## Dataset records

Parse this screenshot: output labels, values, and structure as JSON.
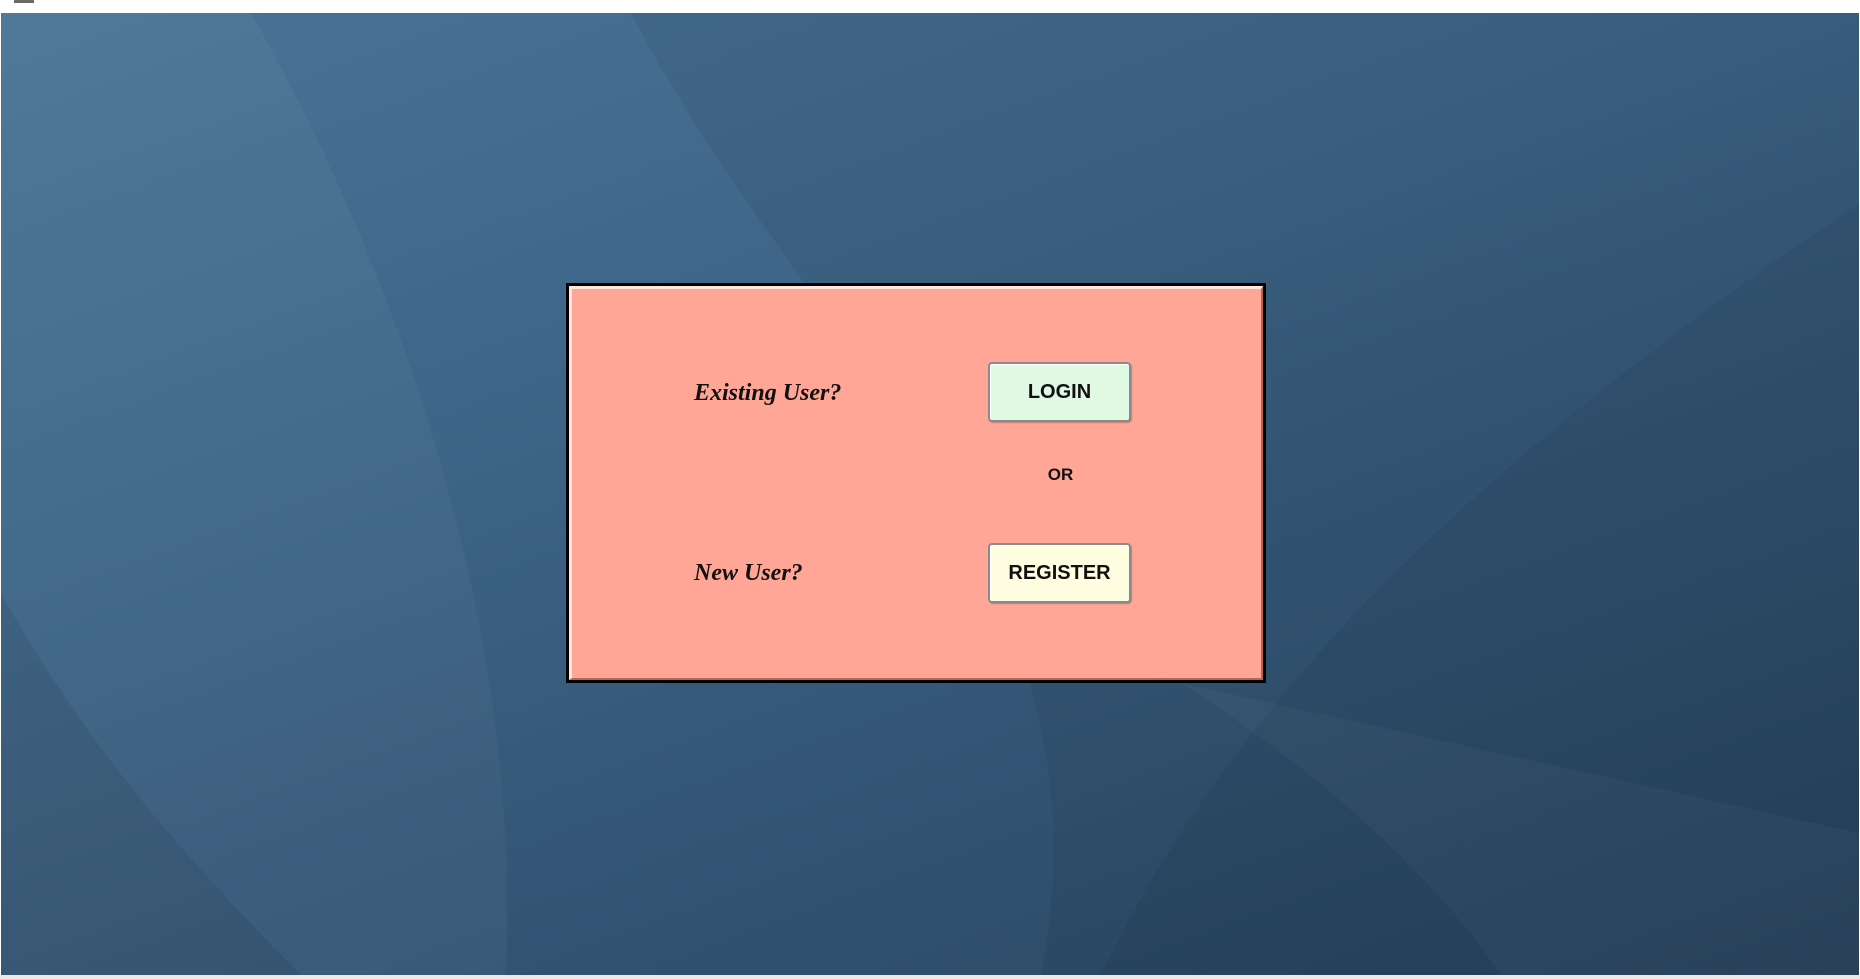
{
  "window": {
    "titlebar_icon": "window-menu-icon"
  },
  "dialog": {
    "existing_prompt": "Existing User?",
    "login_label": "LOGIN",
    "or_label": "OR",
    "new_prompt": "New User?",
    "register_label": "REGISTER"
  },
  "colors": {
    "desktop": "#3e6587",
    "dialog_background": "#ffa696",
    "login_button": "#dff9e2",
    "register_button": "#fffde0"
  }
}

## Directions for this task
All of the records need repeating exactly, except for the pictures.

## Result
Parse this screenshot: output labels, values, and structure as JSON.
{
  "window": {
    "titlebar_icon": "window-menu-icon"
  },
  "dialog": {
    "existing_prompt": "Existing User?",
    "login_label": "LOGIN",
    "or_label": "OR",
    "new_prompt": "New User?",
    "register_label": "REGISTER"
  },
  "colors": {
    "desktop": "#3e6587",
    "dialog_background": "#ffa696",
    "login_button": "#dff9e2",
    "register_button": "#fffde0"
  }
}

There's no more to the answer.